[Data entries]
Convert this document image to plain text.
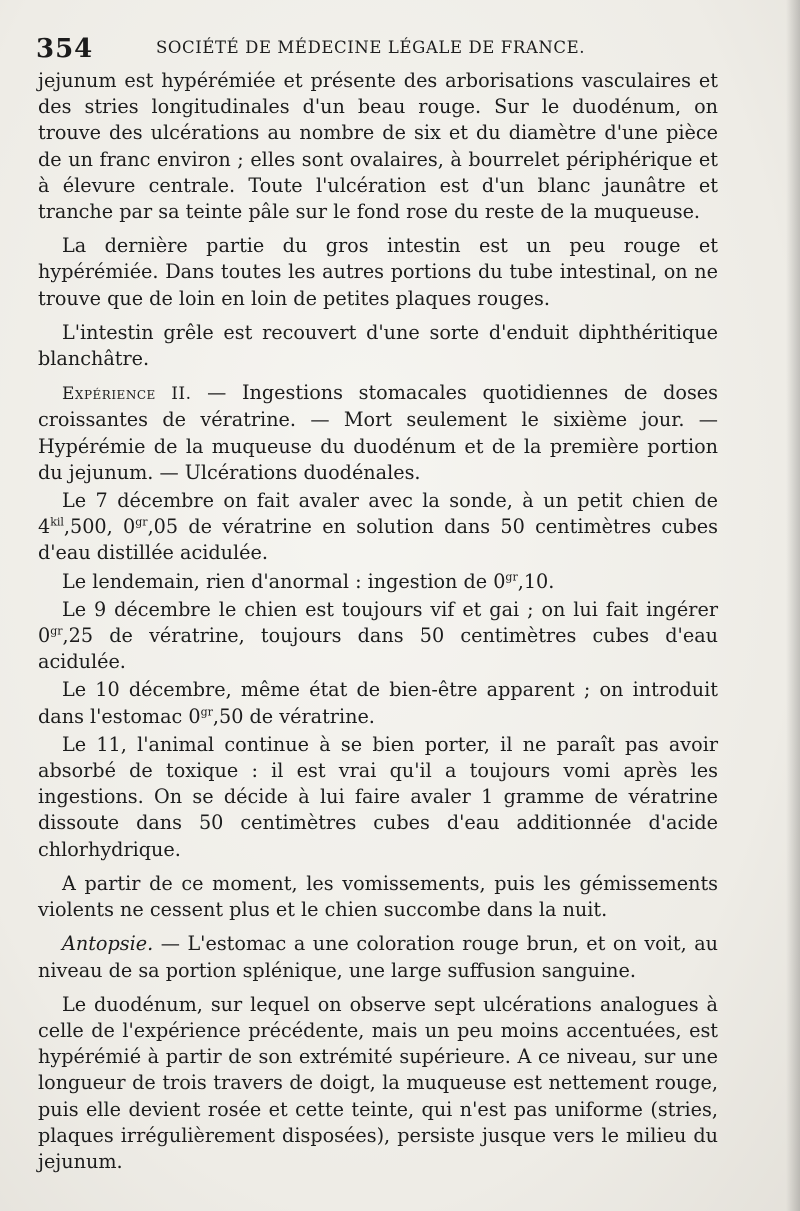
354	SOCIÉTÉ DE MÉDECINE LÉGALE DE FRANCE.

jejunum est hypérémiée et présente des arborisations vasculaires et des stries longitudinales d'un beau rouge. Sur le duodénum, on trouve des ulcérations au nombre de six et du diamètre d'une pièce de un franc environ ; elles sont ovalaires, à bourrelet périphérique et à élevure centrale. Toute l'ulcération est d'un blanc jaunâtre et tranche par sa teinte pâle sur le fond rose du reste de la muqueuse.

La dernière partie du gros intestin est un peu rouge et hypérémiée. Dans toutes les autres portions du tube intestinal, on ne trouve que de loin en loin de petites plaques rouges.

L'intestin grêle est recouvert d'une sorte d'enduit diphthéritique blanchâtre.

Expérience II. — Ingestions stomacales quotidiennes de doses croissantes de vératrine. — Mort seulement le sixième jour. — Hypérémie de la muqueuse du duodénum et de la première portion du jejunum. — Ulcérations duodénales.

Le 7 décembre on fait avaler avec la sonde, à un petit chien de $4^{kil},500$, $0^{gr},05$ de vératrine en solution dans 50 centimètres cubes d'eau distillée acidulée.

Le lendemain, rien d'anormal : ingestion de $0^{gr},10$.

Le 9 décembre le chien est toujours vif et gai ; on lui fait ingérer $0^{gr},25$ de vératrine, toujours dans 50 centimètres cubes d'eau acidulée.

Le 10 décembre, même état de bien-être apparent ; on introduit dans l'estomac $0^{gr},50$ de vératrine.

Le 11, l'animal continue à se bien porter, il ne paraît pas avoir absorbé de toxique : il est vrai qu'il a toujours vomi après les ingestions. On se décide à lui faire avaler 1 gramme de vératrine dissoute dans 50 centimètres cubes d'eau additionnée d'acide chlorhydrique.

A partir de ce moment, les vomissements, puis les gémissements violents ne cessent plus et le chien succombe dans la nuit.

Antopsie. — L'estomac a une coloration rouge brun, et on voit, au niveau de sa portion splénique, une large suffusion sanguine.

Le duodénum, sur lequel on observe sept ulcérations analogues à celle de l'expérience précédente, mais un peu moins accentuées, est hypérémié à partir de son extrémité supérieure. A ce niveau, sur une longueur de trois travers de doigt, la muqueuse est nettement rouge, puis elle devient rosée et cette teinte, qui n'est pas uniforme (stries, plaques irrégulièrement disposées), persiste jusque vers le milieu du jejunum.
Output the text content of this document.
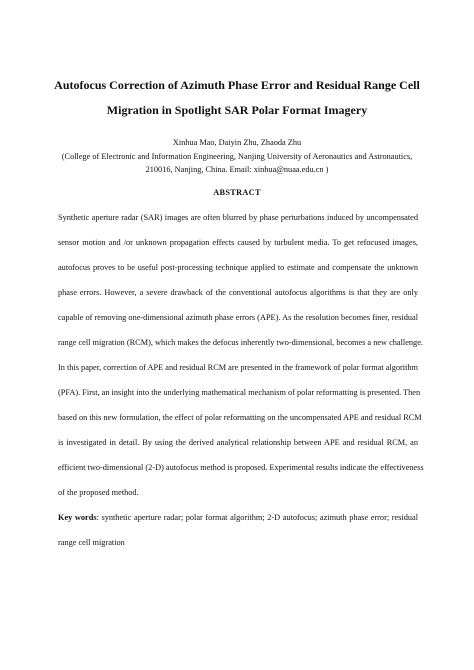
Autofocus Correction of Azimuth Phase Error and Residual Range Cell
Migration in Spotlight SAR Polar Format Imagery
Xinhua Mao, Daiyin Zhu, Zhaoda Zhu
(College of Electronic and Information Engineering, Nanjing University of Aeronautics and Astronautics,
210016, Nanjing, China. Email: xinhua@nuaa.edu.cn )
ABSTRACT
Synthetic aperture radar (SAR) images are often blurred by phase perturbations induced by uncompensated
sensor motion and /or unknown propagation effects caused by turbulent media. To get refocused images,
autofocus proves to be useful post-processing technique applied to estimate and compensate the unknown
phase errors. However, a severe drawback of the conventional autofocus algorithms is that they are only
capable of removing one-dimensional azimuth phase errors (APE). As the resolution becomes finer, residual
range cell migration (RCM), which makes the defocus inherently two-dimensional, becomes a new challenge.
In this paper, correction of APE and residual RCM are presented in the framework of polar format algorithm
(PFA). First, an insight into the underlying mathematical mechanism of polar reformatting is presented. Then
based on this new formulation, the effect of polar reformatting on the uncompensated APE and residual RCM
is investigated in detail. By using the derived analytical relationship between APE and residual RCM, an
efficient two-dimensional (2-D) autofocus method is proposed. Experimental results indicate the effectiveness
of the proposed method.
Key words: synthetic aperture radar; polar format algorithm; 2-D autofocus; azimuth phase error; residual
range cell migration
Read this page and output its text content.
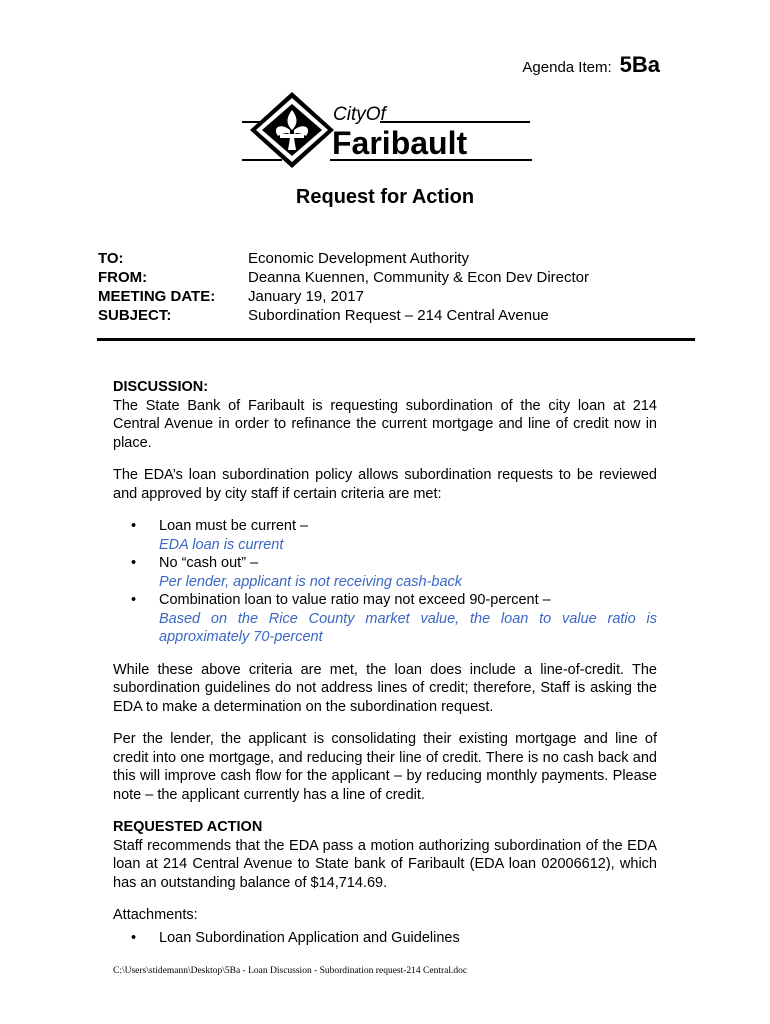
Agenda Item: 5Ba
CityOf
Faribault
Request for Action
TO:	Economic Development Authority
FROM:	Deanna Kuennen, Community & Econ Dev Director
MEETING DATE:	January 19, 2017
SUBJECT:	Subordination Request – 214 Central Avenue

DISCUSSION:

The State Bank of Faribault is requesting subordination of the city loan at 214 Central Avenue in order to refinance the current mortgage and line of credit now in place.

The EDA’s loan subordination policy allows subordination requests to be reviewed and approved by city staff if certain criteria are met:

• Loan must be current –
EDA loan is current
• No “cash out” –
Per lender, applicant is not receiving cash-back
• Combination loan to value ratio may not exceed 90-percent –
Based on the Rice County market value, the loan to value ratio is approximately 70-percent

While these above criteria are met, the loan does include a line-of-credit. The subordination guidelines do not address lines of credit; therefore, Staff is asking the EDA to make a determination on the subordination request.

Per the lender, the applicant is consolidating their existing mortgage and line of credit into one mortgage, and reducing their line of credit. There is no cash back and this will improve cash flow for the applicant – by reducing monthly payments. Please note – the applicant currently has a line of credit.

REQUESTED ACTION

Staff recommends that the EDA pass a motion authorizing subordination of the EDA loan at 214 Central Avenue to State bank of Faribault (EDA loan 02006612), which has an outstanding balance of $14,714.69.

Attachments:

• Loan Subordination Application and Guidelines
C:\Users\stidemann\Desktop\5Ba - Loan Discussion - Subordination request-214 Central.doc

--- Stated goal ---
Print out the material word for word, omitting the pictures.

--- Full output ---
Convert this document image to plain text.
354	SOCIÉTÉ DE MÉDECINE LÉGALE DE FRANCE.

jejunum est hypérémiée et présente des arborisations vasculaires et des stries longitudinales d'un beau rouge. Sur le duodénum, on trouve des ulcérations au nombre de six et du diamètre d'une pièce de un franc environ ; elles sont ovalaires, à bourrelet périphérique et à élevure centrale. Toute l'ulcération est d'un blanc jaunâtre et tranche par sa teinte pâle sur le fond rose du reste de la muqueuse.

La dernière partie du gros intestin est un peu rouge et hypérémiée. Dans toutes les autres portions du tube intestinal, on ne trouve que de loin en loin de petites plaques rouges.

L'intestin grêle est recouvert d'une sorte d'enduit diphthéritique blanchâtre.

Expérience II. — Ingestions stomacales quotidiennes de doses croissantes de vératrine. — Mort seulement le sixième jour. — Hypérémie de la muqueuse du duodénum et de la première portion du jejunum. — Ulcérations duodénales.

Le 7 décembre on fait avaler avec la sonde, à un petit chien de $4^{kil},500$, $0^{gr},05$ de vératrine en solution dans 50 centimètres cubes d'eau distillée acidulée.

Le lendemain, rien d'anormal : ingestion de $0^{gr},10$.

Le 9 décembre le chien est toujours vif et gai ; on lui fait ingérer $0^{gr},25$ de vératrine, toujours dans 50 centimètres cubes d'eau acidulée.

Le 10 décembre, même état de bien-être apparent ; on introduit dans l'estomac $0^{gr},50$ de vératrine.

Le 11, l'animal continue à se bien porter, il ne paraît pas avoir absorbé de toxique : il est vrai qu'il a toujours vomi après les ingestions. On se décide à lui faire avaler 1 gramme de vératrine dissoute dans 50 centimètres cubes d'eau additionnée d'acide chlorhydrique.

A partir de ce moment, les vomissements, puis les gémissements violents ne cessent plus et le chien succombe dans la nuit.

Antopsie. — L'estomac a une coloration rouge brun, et on voit, au niveau de sa portion splénique, une large suffusion sanguine.

Le duodénum, sur lequel on observe sept ulcérations analogues à celle de l'expérience précédente, mais un peu moins accentuées, est hypérémié à partir de son extrémité supérieure. A ce niveau, sur une longueur de trois travers de doigt, la muqueuse est nettement rouge, puis elle devient rosée et cette teinte, qui n'est pas uniforme (stries, plaques irrégulièrement disposées), persiste jusque vers le milieu du jejunum.
Output the text content of this document.
Autofocus Correction of Azimuth Phase Error and Residual Range Cell
Migration in Spotlight SAR Polar Format Imagery
Xinhua Mao, Daiyin Zhu, Zhaoda Zhu
(College of Electronic and Information Engineering, Nanjing University of Aeronautics and Astronautics,
210016, Nanjing, China. Email: xinhua@nuaa.edu.cn )
ABSTRACT
Synthetic aperture radar (SAR) images are often blurred by phase perturbations induced by uncompensated
sensor motion and /or unknown propagation effects caused by turbulent media. To get refocused images,
autofocus proves to be useful post-processing technique applied to estimate and compensate the unknown
phase errors. However, a severe drawback of the conventional autofocus algorithms is that they are only
capable of removing one-dimensional azimuth phase errors (APE). As the resolution becomes finer, residual
range cell migration (RCM), which makes the defocus inherently two-dimensional, becomes a new challenge.
In this paper, correction of APE and residual RCM are presented in the framework of polar format algorithm
(PFA). First, an insight into the underlying mathematical mechanism of polar reformatting is presented. Then
based on this new formulation, the effect of polar reformatting on the uncompensated APE and residual RCM
is investigated in detail. By using the derived analytical relationship between APE and residual RCM, an
efficient two-dimensional (2-D) autofocus method is proposed. Experimental results indicate the effectiveness
of the proposed method.
Key words: synthetic aperture radar; polar format algorithm; 2-D autofocus; azimuth phase error; residual
range cell migration
Read this page and output its text content.
Agenda Item: 5Ba
CityOf
Faribault
Request for Action
TO:	Economic Development Authority
FROM:	Deanna Kuennen, Community & Econ Dev Director
MEETING DATE:	January 19, 2017
SUBJECT:	Subordination Request – 214 Central Avenue

DISCUSSION:

The State Bank of Faribault is requesting subordination of the city loan at 214 Central Avenue in order to refinance the current mortgage and line of credit now in place.

The EDA’s loan subordination policy allows subordination requests to be reviewed and approved by city staff if certain criteria are met:

• Loan must be current –
EDA loan is current
• No “cash out” –
Per lender, applicant is not receiving cash-back
• Combination loan to value ratio may not exceed 90-percent –
Based on the Rice County market value, the loan to value ratio is approximately 70-percent

While these above criteria are met, the loan does include a line-of-credit. The subordination guidelines do not address lines of credit; therefore, Staff is asking the EDA to make a determination on the subordination request.

Per the lender, the applicant is consolidating their existing mortgage and line of credit into one mortgage, and reducing their line of credit. There is no cash back and this will improve cash flow for the applicant – by reducing monthly payments. Please note – the applicant currently has a line of credit.

REQUESTED ACTION

Staff recommends that the EDA pass a motion authorizing subordination of the EDA loan at 214 Central Avenue to State bank of Faribault (EDA loan 02006612), which has an outstanding balance of $14,714.69.

Attachments:

• Loan Subordination Application and Guidelines
C:\Users\stidemann\Desktop\5Ba - Loan Discussion - Subordination request-214 Central.doc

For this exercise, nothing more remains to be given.